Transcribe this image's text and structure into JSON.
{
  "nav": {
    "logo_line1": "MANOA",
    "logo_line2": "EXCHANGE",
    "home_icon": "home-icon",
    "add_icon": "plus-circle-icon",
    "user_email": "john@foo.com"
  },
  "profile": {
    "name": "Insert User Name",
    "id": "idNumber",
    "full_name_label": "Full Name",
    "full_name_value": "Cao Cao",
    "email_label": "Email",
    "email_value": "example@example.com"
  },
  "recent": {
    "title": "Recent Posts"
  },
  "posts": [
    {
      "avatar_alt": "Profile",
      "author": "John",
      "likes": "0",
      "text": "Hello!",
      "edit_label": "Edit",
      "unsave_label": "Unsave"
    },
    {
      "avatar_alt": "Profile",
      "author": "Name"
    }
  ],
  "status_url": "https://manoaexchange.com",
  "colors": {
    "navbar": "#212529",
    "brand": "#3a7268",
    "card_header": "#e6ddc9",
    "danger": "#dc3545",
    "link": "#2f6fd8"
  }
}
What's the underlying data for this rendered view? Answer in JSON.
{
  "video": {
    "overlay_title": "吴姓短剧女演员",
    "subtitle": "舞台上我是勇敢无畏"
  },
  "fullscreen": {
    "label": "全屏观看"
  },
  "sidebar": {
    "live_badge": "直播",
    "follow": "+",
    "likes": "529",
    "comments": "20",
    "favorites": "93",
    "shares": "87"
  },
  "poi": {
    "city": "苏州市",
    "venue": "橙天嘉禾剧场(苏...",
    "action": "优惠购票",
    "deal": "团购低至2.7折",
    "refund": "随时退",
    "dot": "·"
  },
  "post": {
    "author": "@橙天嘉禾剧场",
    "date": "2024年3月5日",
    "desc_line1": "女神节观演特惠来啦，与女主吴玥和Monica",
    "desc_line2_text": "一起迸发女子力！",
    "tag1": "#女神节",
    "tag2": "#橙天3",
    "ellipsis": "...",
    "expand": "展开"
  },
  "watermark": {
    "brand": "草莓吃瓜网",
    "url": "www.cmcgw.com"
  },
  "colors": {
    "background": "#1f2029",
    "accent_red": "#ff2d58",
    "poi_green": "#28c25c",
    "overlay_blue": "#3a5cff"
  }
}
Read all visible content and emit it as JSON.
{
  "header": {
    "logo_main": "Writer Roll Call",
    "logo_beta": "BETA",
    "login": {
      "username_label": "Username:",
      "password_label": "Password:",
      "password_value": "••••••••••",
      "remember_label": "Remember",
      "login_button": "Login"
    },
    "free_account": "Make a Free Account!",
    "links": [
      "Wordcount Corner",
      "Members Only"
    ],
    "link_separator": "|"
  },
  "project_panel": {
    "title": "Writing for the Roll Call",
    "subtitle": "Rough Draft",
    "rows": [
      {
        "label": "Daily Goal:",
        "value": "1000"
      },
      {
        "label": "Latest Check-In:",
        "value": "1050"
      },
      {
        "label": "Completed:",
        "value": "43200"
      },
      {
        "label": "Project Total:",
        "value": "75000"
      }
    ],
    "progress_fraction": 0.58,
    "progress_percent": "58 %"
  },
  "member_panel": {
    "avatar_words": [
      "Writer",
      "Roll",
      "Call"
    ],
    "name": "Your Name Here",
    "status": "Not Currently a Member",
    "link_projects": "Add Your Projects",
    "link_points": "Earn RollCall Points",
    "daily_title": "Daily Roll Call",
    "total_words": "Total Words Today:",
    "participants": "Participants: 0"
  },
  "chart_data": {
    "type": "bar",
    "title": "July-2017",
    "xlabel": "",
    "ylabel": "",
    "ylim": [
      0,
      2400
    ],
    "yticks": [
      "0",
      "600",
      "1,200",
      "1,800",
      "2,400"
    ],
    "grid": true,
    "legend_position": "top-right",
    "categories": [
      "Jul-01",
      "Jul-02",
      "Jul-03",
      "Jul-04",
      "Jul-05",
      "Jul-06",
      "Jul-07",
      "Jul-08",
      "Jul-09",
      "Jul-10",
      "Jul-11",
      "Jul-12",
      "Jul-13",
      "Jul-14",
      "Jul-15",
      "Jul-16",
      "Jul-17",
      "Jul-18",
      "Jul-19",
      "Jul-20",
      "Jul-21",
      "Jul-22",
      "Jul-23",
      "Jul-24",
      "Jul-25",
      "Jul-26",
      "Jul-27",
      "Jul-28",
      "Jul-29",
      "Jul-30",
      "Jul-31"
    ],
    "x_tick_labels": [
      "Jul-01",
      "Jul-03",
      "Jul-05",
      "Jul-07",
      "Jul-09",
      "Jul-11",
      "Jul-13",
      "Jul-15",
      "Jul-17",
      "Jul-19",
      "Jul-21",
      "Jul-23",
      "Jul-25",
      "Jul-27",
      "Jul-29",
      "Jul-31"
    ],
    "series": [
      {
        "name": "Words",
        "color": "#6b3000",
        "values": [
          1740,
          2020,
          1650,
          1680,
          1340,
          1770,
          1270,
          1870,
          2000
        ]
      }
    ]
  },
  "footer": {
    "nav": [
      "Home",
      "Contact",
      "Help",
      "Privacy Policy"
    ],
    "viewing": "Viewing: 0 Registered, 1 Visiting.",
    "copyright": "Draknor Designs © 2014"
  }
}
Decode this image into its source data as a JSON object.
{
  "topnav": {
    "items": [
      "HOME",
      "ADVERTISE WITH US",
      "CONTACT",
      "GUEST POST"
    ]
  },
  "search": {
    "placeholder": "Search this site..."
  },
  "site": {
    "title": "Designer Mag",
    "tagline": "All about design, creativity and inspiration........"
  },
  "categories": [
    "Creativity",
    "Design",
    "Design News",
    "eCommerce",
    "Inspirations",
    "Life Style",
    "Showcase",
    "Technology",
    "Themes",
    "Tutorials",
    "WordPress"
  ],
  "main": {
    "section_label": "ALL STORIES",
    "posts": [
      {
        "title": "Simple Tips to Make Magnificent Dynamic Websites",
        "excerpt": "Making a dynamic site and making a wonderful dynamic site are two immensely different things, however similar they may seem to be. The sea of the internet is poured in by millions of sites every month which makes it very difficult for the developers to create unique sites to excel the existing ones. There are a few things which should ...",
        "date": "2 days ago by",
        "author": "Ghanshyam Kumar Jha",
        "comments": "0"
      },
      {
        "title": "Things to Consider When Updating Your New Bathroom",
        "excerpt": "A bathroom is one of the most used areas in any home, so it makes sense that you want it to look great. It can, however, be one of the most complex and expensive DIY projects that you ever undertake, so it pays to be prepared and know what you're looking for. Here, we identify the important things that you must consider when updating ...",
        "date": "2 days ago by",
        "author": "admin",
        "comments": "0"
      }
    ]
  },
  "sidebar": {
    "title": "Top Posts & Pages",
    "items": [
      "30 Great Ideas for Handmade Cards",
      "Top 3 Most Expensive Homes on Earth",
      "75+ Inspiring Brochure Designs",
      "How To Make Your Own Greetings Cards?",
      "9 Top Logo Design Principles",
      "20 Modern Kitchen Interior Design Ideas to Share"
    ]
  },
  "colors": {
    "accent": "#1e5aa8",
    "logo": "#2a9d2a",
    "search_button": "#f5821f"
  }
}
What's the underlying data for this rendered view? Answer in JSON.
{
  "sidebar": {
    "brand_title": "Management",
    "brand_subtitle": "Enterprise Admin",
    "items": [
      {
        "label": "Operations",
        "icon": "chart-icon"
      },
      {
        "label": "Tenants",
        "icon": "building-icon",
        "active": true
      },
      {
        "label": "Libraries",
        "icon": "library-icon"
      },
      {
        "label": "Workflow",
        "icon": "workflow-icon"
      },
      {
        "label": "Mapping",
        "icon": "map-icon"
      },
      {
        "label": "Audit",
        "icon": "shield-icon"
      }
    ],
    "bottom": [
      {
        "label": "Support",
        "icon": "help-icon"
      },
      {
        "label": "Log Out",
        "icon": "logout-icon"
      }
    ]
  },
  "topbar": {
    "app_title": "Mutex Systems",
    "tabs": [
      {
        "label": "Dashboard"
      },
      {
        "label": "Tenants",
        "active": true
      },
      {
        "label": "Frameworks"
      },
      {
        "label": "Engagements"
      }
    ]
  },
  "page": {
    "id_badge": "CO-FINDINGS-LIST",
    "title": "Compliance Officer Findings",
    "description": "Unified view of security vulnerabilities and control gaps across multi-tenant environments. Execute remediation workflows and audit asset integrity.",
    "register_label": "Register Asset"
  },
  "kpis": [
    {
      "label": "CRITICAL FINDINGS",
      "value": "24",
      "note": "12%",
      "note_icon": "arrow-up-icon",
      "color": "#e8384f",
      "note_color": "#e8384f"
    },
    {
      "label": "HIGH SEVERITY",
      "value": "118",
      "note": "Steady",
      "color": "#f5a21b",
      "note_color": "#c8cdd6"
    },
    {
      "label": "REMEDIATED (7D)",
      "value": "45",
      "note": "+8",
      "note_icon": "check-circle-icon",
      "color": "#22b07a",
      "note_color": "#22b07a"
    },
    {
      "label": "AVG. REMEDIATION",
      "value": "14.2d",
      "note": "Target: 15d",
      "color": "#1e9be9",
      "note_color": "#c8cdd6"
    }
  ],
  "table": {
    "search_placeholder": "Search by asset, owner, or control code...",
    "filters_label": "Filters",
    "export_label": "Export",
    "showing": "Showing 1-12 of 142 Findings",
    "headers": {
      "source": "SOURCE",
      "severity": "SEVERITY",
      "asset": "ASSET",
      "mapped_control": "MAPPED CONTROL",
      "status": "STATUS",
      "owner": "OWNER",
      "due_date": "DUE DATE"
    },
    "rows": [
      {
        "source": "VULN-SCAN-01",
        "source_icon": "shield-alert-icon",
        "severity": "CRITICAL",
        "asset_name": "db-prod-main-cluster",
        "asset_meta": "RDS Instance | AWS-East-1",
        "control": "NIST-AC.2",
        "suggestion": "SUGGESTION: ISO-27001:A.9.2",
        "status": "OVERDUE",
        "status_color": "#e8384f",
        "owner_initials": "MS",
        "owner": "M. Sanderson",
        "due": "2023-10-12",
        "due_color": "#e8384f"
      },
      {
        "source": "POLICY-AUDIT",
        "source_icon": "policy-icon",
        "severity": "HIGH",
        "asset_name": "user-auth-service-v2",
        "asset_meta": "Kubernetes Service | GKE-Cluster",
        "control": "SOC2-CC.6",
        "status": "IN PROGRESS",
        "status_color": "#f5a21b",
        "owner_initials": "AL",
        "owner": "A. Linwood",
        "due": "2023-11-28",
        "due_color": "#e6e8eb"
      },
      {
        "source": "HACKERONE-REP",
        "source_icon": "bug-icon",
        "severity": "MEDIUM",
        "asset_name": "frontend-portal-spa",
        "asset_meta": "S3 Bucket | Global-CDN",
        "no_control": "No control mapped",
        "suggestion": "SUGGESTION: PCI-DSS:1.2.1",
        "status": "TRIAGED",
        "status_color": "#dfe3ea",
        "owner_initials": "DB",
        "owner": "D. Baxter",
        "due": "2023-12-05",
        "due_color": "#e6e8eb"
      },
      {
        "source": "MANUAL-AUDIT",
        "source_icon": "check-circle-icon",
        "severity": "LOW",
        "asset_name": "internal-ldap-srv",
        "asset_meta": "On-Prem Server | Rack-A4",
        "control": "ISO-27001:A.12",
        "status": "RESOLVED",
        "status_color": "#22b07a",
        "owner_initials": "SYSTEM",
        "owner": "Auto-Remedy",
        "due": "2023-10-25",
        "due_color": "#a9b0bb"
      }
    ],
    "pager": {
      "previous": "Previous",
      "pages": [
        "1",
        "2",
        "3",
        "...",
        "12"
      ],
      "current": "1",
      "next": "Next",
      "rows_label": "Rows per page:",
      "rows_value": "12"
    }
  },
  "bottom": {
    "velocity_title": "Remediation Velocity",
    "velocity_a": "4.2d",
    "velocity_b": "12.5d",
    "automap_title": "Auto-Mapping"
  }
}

=======

- The problem -
Copy every line of the data that holds the string "into".

- The output -
Transcribe this image's text and structure into JSON.
Decode this image into its source data as a JSON object.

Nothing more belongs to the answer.